*WRITTEN INSTRUCTION*
Copy out lines with the word "JSON" from the material that follows.

[Dataset entries on figures]
····················
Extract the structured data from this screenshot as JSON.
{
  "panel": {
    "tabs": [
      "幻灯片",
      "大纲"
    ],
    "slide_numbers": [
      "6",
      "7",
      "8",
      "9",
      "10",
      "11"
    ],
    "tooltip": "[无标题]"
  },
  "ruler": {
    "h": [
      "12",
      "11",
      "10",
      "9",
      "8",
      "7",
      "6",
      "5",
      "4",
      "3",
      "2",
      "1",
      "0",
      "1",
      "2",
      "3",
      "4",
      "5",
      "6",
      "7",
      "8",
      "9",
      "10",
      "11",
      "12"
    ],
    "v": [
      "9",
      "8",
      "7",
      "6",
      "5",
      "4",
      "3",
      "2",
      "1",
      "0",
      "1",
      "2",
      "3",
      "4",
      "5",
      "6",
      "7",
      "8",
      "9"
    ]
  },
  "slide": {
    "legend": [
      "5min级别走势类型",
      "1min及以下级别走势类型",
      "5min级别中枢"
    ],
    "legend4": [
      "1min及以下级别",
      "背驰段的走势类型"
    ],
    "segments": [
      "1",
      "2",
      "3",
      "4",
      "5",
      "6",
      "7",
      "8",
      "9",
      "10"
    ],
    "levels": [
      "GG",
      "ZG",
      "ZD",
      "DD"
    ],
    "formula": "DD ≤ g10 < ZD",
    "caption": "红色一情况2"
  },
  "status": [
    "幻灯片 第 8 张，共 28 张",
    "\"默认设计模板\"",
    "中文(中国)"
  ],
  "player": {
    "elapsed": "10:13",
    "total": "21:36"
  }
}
····················
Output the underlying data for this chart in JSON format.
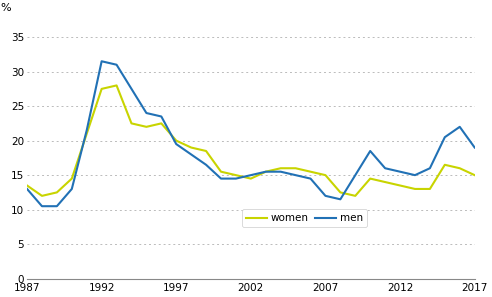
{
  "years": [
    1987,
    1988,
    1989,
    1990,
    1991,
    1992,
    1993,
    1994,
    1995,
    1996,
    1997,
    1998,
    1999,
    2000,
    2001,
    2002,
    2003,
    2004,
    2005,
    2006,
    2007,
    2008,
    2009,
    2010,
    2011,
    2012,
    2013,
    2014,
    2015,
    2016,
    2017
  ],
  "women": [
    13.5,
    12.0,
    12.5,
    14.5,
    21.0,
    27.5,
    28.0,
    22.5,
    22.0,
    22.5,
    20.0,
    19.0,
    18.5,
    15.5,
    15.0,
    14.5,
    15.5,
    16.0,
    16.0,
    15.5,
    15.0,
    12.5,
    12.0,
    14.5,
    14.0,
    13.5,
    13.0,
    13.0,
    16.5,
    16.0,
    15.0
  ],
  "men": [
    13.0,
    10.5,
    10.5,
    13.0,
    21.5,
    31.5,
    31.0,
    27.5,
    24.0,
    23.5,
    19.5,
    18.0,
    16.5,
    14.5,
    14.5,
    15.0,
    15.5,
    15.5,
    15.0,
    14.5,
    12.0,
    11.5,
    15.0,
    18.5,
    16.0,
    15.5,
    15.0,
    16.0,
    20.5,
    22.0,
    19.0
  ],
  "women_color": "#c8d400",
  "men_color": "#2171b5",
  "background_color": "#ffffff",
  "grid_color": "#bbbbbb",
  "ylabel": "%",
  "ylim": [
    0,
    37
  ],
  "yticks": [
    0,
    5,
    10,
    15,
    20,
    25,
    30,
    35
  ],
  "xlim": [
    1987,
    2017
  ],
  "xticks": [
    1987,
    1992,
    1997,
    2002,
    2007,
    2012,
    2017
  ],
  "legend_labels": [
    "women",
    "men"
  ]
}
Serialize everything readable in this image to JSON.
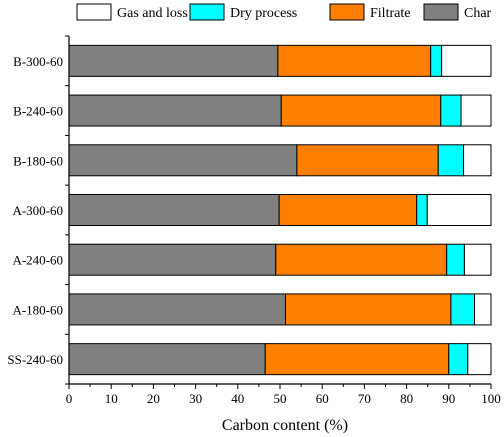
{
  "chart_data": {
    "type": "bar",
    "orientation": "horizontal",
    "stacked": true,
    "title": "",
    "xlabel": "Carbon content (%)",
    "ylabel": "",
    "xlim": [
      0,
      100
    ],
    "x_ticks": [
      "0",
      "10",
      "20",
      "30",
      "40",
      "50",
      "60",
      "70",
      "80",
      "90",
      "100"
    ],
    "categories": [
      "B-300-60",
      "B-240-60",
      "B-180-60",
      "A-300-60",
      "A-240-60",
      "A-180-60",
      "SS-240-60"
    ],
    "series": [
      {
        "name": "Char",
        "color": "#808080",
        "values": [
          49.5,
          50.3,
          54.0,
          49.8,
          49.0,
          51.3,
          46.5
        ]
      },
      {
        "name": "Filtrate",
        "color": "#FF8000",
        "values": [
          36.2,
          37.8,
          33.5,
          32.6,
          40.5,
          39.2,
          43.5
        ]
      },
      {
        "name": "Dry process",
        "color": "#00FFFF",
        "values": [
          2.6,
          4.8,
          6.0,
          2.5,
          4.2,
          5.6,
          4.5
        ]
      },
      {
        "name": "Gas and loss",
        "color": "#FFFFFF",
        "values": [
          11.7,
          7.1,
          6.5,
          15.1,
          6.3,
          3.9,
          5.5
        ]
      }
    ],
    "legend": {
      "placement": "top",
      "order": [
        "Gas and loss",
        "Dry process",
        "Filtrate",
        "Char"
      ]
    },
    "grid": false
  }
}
····················
*TASK RESPONSE*
Extract the structured data from this screenshot as JSON.
Output the underlying data for this chart in JSON format.
Serialize everything readable in this image to JSON.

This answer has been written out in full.